> Prompt
Gather the lines that hold the string "政协委员".

> Record extracts
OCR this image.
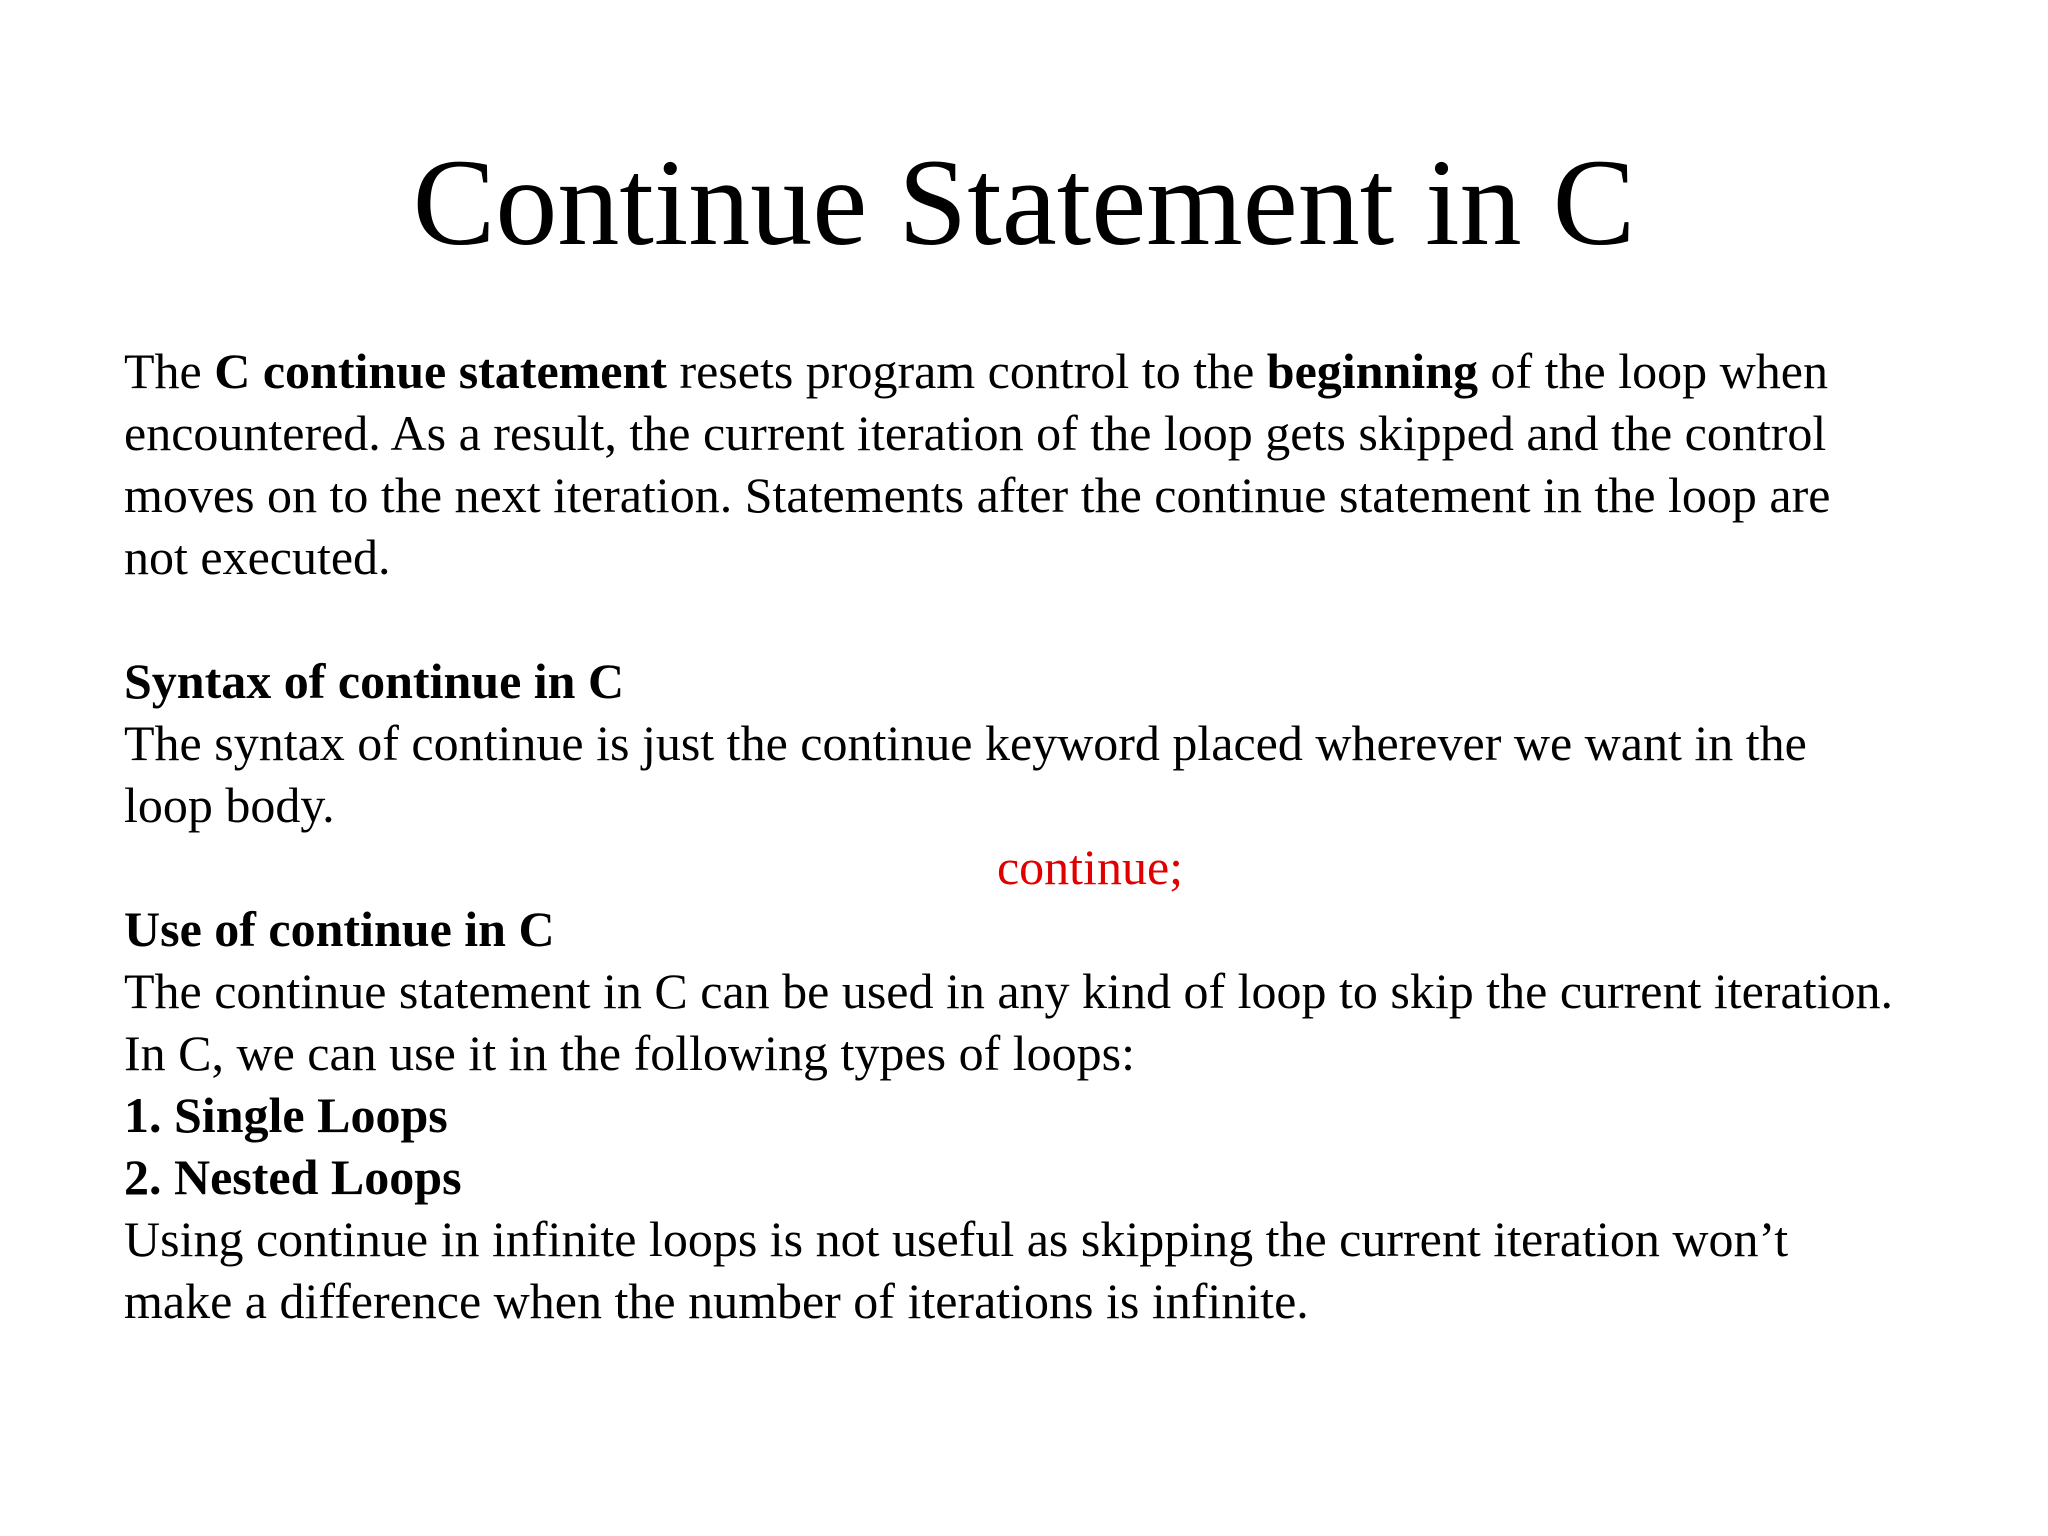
Continue Statement in C
The C continue statement resets program control to the beginning of the loop when
encountered. As a result, the current iteration of the loop gets skipped and the control
moves on to the next iteration. Statements after the continue statement in the loop are
not executed.
Syntax of continue in C
The syntax of continue is just the continue keyword placed wherever we want in the
loop body.
continue;
Use of continue in C
The continue statement in C can be used in any kind of loop to skip the current iteration.
In C, we can use it in the following types of loops:
1. Single Loops
2. Nested Loops
Using continue in infinite loops is not useful as skipping the current iteration won’t
make a difference when the number of iterations is infinite.
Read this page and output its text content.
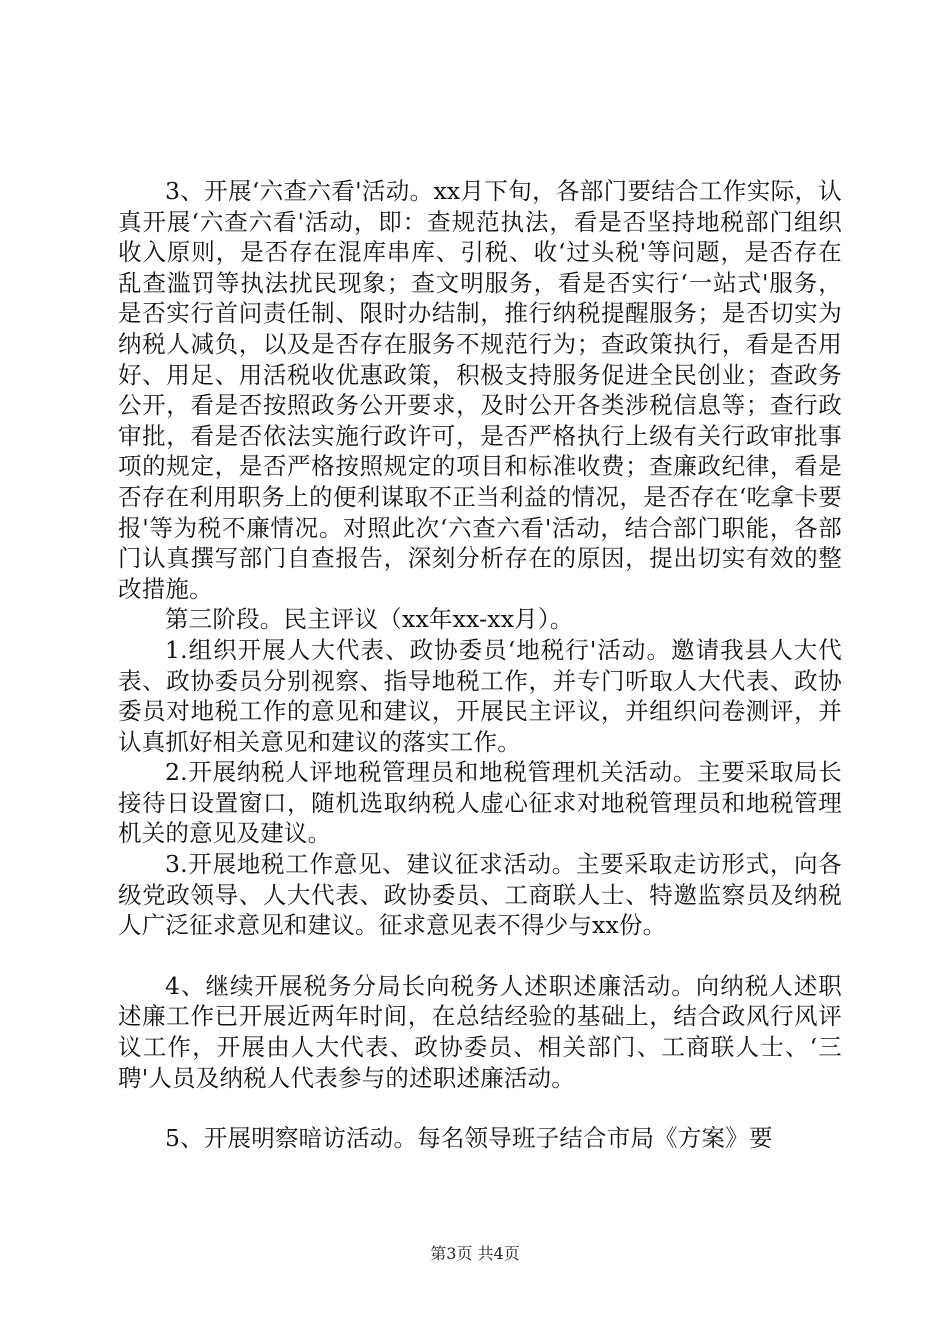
3、开展‘六查六看'活动。xx月下旬，各部门要结合工作实际，认真开展‘六查六看'活动，即：查规范执法，看是否坚持地税部门组织收入原则，是否存在混库串库、引税、收‘过头税'等问题，是否存在乱查滥罚等执法扰民现象；查文明服务，看是否实行‘一站式'服务，是否实行首问责任制、限时办结制，推行纳税提醒服务；是否切实为纳税人减负，以及是否存在服务不规范行为；查政策执行，看是否用好、用足、用活税收优惠政策，积极支持服务促进全民创业；查政务公开，看是否按照政务公开要求，及时公开各类涉税信息等；查行政审批，看是否依法实施行政许可，是否严格执行上级有关行政审批事项的规定，是否严格按照规定的项目和标准收费；查廉政纪律，看是否存在利用职务上的便利谋取不正当利益的情况，是否存在‘吃拿卡要报'等为税不廉情况。对照此次‘六查六看'活动，结合部门职能，各部门认真撰写部门自查报告，深刻分析存在的原因，提出切实有效的整改措施。

第三阶段。民主评议（xx年xx-xx月）。

1.组织开展人大代表、政协委员‘地税行'活动。邀请我县人大代表、政协委员分别视察、指导地税工作，并专门听取人大代表、政协委员对地税工作的意见和建议，开展民主评议，并组织问卷测评，并认真抓好相关意见和建议的落实工作。

2.开展纳税人评地税管理员和地税管理机关活动。主要采取局长接待日设置窗口，随机选取纳税人虚心征求对地税管理员和地税管理机关的意见及建议。

3.开展地税工作意见、建议征求活动。主要采取走访形式，向各级党政领导、人大代表、政协委员、工商联人士、特邀监察员及纳税人广泛征求意见和建议。征求意见表不得少与xx份。

4、继续开展税务分局长向税务人述职述廉活动。向纳税人述职述廉工作已开展近两年时间，在总结经验的基础上，结合政风行风评议工作，开展由人大代表、政协委员、相关部门、工商联人士、‘三聘'人员及纳税人代表参与的述职述廉活动。

5、开展明察暗访活动。每名领导班子结合市局《方案》要

第3页 共4页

> Written solution
1.组织开展人大代表、政协委员‘地税行'活动。邀请我县人大代表、政协委员分别视察、指导地税工作，并专门听取人大代表、政协委员对地税工作的意见和建议，开展民主评议，并组织问卷测评，并认真抓好相关意见和建议的落实工作。
3.开展地税工作意见、建议征求活动。主要采取走访形式，向各级党政领导、人大代表、政协委员、工商联人士、特邀监察员及纳税人广泛征求意见和建议。征求意见表不得少与xx份。
4、继续开展税务分局长向税务人述职述廉活动。向纳税人述职述廉工作已开展近两年时间，在总结经验的基础上，结合政风行风评议工作，开展由人大代表、政协委员、相关部门、工商联人士、‘三聘'人员及纳税人代表参与的述职述廉活动。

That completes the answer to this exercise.